#### YOUR TASK
Reproduce the listing word for word, starting with its first line and going on through the line that contains "sidebar-item-cursor-effects[interactable]: ↖Cursor Effects", including that line.

#### GIVEN ENTRIES
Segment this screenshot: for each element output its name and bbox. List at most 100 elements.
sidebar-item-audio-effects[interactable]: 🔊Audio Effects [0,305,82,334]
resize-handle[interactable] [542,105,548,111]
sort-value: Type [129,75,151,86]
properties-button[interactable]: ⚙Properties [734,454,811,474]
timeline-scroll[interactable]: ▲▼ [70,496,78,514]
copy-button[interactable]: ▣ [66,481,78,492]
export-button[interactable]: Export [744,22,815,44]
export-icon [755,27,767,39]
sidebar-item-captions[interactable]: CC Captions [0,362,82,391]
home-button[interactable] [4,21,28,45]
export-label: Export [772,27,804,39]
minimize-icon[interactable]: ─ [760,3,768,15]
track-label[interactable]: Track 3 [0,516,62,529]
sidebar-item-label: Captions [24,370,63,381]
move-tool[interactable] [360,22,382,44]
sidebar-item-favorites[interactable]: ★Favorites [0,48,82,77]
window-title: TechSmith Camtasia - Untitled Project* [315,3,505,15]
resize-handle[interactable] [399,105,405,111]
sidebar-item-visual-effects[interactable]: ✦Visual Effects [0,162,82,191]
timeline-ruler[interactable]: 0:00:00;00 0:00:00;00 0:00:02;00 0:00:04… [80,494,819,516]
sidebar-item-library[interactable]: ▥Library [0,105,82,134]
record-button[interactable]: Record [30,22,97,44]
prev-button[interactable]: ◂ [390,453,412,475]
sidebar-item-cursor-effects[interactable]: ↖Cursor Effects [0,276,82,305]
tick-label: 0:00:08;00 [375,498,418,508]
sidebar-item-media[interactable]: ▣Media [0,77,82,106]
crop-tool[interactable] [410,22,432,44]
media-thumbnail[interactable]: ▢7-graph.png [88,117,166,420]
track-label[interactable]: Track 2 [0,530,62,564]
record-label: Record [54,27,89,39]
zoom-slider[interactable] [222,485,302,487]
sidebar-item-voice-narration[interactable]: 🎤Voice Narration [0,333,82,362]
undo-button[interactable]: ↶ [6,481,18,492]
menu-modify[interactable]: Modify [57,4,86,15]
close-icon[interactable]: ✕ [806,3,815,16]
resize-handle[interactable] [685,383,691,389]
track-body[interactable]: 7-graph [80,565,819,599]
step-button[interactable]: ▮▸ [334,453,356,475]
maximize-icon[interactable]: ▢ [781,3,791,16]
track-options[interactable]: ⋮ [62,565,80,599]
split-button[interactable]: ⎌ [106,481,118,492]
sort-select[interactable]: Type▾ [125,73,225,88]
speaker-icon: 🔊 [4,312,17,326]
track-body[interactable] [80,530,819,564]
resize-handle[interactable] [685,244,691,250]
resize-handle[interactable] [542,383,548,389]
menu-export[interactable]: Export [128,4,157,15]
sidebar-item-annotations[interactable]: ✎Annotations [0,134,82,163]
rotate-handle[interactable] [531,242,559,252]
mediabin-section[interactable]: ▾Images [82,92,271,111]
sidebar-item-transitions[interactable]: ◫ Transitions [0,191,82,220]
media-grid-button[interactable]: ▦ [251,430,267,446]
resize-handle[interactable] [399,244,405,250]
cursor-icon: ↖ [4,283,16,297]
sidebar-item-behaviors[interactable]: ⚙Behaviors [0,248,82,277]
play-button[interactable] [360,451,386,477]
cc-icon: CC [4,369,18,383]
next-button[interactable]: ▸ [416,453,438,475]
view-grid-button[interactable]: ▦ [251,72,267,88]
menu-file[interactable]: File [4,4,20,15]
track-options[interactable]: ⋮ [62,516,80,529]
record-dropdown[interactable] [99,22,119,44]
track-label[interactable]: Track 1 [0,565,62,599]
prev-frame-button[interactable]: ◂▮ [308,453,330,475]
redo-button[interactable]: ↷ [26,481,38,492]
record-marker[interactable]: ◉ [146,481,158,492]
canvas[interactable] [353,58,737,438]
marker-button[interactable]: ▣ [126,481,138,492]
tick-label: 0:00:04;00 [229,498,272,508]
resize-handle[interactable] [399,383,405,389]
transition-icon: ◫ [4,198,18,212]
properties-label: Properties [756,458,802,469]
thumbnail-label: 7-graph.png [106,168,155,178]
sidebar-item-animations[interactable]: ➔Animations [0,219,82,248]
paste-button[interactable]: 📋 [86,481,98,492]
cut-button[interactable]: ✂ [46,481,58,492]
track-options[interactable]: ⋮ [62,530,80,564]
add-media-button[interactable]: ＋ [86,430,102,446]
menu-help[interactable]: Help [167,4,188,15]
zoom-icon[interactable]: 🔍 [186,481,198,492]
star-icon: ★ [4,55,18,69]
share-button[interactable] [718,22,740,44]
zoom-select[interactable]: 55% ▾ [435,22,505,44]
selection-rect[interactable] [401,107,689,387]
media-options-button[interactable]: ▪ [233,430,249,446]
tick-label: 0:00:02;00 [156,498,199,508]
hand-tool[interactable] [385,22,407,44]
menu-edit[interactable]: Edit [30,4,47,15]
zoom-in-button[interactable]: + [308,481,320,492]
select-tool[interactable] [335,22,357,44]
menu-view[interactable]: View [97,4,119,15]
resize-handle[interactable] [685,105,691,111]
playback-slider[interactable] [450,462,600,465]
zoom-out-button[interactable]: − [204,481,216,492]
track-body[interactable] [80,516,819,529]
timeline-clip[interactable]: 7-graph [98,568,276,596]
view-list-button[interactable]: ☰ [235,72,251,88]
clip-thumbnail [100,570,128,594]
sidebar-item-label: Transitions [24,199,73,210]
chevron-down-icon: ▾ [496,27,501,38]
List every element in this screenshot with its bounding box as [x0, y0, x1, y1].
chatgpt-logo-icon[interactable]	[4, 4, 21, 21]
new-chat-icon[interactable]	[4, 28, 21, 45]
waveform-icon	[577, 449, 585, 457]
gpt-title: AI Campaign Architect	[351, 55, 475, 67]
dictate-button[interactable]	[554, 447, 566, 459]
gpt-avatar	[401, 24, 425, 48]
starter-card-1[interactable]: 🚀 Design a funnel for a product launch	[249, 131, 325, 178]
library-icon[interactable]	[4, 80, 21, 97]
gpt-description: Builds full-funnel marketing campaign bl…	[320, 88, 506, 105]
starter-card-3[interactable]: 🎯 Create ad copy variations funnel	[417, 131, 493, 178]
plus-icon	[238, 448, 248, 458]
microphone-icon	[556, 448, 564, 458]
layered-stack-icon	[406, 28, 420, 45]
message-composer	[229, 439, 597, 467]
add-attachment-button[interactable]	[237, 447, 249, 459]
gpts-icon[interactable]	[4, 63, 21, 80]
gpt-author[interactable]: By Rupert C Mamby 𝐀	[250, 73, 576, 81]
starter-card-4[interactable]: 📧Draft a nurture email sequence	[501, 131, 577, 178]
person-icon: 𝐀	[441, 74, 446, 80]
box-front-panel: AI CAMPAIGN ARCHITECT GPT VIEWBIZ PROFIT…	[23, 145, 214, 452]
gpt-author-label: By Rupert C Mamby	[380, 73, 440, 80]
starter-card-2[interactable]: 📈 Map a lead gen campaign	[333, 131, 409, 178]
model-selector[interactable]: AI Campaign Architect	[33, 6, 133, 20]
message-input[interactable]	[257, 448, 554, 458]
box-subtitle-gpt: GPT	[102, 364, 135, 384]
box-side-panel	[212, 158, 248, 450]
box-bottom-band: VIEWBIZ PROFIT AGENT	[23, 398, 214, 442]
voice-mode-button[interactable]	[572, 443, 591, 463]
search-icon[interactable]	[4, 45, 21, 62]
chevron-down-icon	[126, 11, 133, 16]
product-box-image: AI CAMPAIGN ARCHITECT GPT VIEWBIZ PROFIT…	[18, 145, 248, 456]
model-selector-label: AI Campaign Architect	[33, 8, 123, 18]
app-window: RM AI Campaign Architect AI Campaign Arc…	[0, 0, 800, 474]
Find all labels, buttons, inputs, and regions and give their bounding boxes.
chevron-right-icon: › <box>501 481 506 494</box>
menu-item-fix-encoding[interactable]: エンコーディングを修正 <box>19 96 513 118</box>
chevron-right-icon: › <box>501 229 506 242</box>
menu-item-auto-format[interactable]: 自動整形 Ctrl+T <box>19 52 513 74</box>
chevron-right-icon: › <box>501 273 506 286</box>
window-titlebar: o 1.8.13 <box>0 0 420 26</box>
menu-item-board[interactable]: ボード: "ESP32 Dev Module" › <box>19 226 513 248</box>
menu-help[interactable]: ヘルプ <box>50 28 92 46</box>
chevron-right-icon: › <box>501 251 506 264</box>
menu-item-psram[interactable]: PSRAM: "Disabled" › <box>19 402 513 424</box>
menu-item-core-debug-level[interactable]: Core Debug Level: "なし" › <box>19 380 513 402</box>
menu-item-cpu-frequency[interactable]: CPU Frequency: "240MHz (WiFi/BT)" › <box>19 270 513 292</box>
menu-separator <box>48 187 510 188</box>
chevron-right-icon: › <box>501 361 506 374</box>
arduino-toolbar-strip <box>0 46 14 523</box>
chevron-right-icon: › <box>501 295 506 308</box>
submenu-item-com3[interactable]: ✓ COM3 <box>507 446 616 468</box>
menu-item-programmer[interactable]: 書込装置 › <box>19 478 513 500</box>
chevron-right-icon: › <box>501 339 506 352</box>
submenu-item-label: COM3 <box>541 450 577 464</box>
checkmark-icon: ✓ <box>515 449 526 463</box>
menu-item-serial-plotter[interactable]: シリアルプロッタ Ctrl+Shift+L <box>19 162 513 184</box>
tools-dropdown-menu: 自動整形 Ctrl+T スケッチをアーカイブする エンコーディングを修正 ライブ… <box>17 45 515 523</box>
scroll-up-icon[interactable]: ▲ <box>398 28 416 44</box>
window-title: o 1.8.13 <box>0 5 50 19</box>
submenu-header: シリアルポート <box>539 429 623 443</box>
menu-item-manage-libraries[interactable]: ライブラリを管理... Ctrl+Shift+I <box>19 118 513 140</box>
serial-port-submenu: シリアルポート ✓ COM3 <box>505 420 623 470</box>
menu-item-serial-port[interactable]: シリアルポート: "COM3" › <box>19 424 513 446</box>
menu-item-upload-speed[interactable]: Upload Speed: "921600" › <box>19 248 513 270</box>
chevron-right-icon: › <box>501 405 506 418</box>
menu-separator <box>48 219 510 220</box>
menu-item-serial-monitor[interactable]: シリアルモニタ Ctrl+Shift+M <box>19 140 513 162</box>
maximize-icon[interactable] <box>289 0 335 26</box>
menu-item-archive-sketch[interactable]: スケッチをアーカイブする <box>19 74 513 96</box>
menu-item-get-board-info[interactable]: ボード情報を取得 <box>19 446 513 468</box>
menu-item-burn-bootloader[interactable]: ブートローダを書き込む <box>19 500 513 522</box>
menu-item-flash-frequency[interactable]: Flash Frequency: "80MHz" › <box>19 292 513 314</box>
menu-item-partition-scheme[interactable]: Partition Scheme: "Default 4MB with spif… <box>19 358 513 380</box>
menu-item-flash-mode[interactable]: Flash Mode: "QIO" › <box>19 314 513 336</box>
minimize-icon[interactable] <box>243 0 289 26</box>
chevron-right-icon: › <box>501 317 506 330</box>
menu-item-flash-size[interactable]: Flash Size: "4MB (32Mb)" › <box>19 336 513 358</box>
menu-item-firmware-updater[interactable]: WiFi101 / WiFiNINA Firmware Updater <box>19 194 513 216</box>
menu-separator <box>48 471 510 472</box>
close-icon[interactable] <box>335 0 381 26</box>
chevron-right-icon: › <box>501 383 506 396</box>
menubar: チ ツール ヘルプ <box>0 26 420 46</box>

#### EXERCISE RESPONSE
Segment this screenshot: for each element output its name and bbox. List at most 100 elements.
sidebar-item-audio-effects[interactable]: 🔊Audio Effects [0,305,82,334]
resize-handle[interactable] [542,105,548,111]
sort-value: Type [129,75,151,86]
properties-button[interactable]: ⚙Properties [734,454,811,474]
timeline-scroll[interactable]: ▲▼ [70,496,78,514]
copy-button[interactable]: ▣ [66,481,78,492]
export-button[interactable]: Export [744,22,815,44]
export-icon [755,27,767,39]
sidebar-item-captions[interactable]: CC Captions [0,362,82,391]
home-button[interactable] [4,21,28,45]
export-label: Export [772,27,804,39]
minimize-icon[interactable]: ─ [760,3,768,15]
track-label[interactable]: Track 3 [0,516,62,529]
sidebar-item-label: Captions [24,370,63,381]
move-tool[interactable] [360,22,382,44]
sidebar-item-favorites[interactable]: ★Favorites [0,48,82,77]
window-title: TechSmith Camtasia - Untitled Project* [315,3,505,15]
resize-handle[interactable] [399,105,405,111]
sidebar-item-visual-effects[interactable]: ✦Visual Effects [0,162,82,191]
timeline-ruler[interactable]: 0:00:00;00 0:00:00;00 0:00:02;00 0:00:04… [80,494,819,516]
sidebar-item-library[interactable]: ▥Library [0,105,82,134]
record-button[interactable]: Record [30,22,97,44]
prev-button[interactable]: ◂ [390,453,412,475]
sidebar-item-cursor-effects[interactable]: ↖Cursor Effects [0,276,82,305]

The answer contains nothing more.